## [TASK REQUIREMENTS]
Set down each line of the data below exactly as it stands, dropping the pictures.
*** DATASET RECORDS ***
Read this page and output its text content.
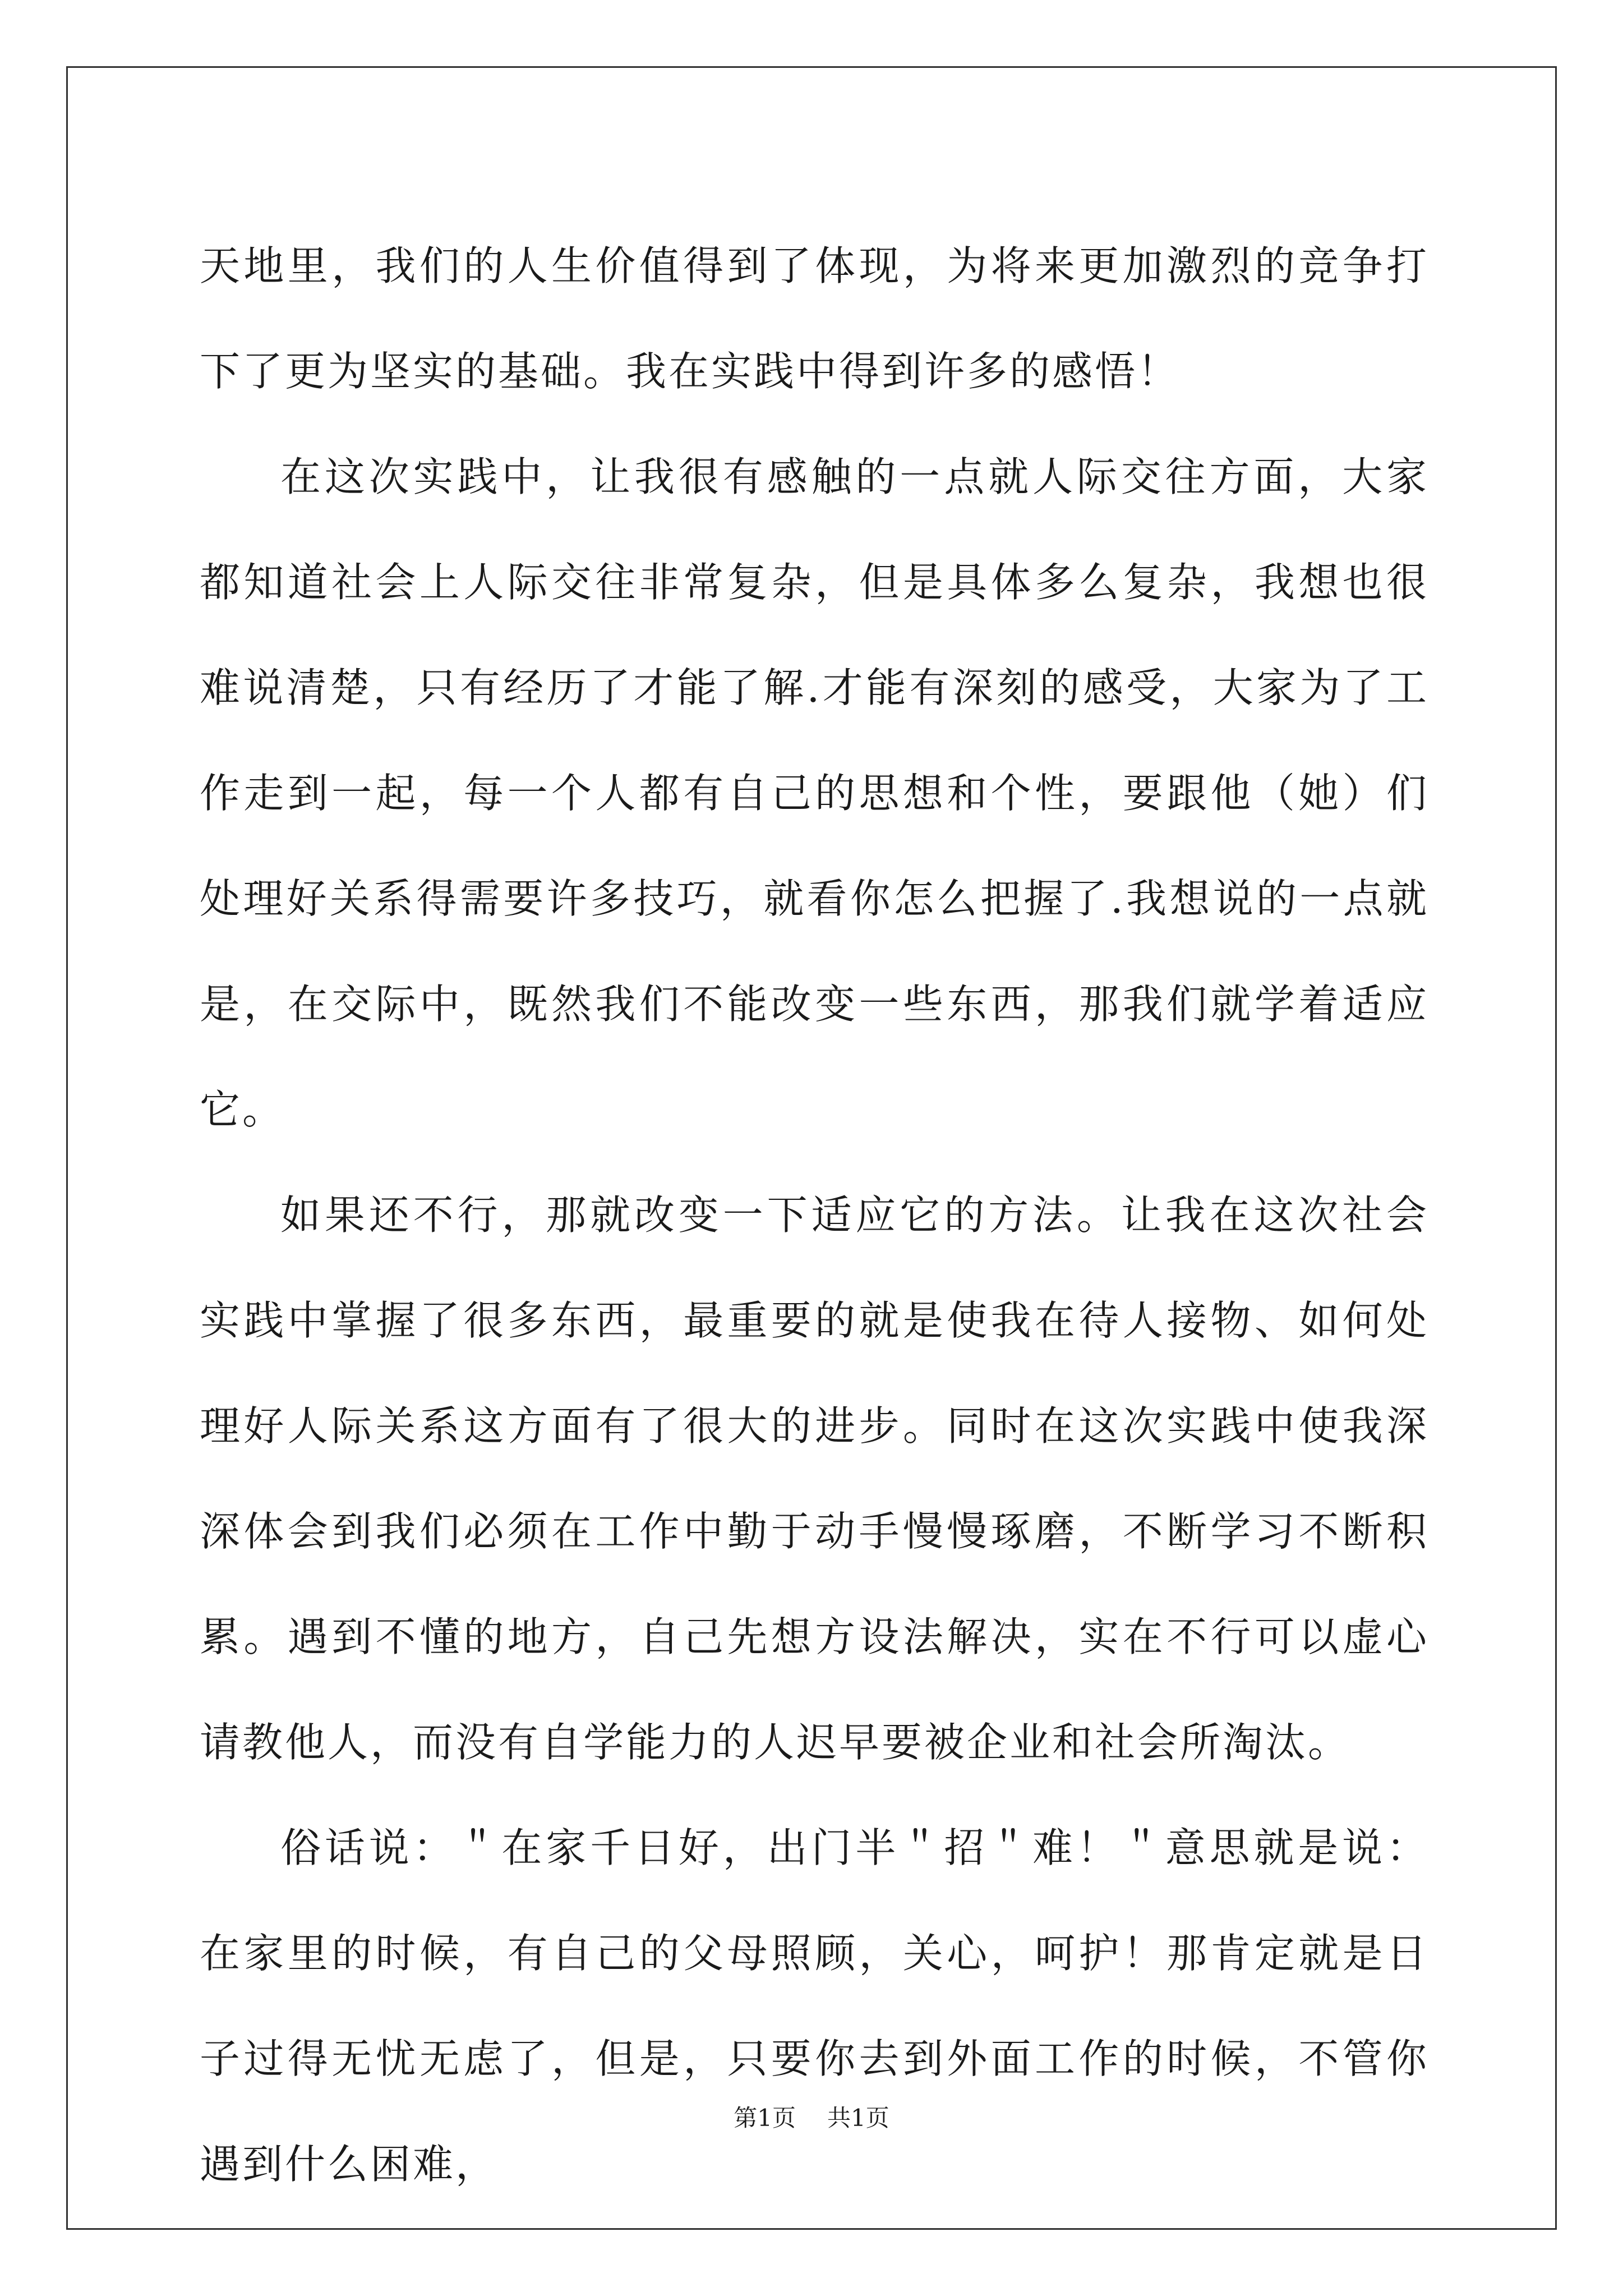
天地里，我们的人生价值得到了体现，为将来更加激烈的竞争打下了更为坚实的基础。我在实践中得到许多的感悟！

在这次实践中，让我很有感触的一点就人际交往方面，大家都知道社会上人际交往非常复杂，但是具体多么复杂，我想也很难说清楚，只有经历了才能了解.才能有深刻的感受，大家为了工作走到一起，每一个人都有自己的思想和个性，要跟他（她）们处理好关系得需要许多技巧，就看你怎么把握了.我想说的一点就是，在交际中，既然我们不能改变一些东西，那我们就学着适应它。

如果还不行，那就改变一下适应它的方法。让我在这次社会实践中掌握了很多东西，最重要的就是使我在待人接物、如何处理好人际关系这方面有了很大的进步。同时在这次实践中使我深深体会到我们必须在工作中勤于动手慢慢琢磨，不断学习不断积累。遇到不懂的地方，自己先想方设法解决，实在不行可以虚心请教他人，而没有自学能力的人迟早要被企业和社会所淘汰。

俗话说：＂在家千日好，出门半＂招＂难！＂意思就是说：在家里的时候，有自己的父母照顾，关心，呵护！那肯定就是日子过得无忧无虑了，但是，只要你去到外面工作的时候，不管你遇到什么困难，

第1页 共1页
***
## [CORRECT ANSWER]
Read this page and output its text content.
天地里，我们的人生价值得到了体现，为将来更加激烈的竞争打下了更为坚实的基础。我在实践中得到许多的感悟！

在这次实践中，让我很有感触的一点就人际交往方面，大家都知道社会上人际交往非常复杂，但是具体多么复杂，我想也很难说清楚，只有经历了才能了解.才能有深刻的感受，大家为了工作走到一起，每一个人都有自己的思想和个性，要跟他（她）们处理好关系得需要许多技巧，就看你怎么把握了.我想说的一点就是，在交际中，既然我们不能改变一些东西，那我们就学着适应它。

如果还不行，那就改变一下适应它的方法。让我在这次社会实践中掌握了很多东西，最重要的就是使我在待人接物、如何处理好人际关系这方面有了很大的进步。同时在这次实践中使我深深体会到我们必须在工作中勤于动手慢慢琢磨，不断学习不断积累。遇到不懂的地方，自己先想方设法解决，实在不行可以虚心请教他人，而没有自学能力的人迟早要被企业和社会所淘汰。

俗话说：＂在家千日好，出门半＂招＂难！＂意思就是说：在家里的时候，有自己的父母照顾，关心，呵护！那肯定就是日子过得无忧无虑了，但是，只要你去到外面工作的时候，不管你遇到什么困难，

第1页 共1页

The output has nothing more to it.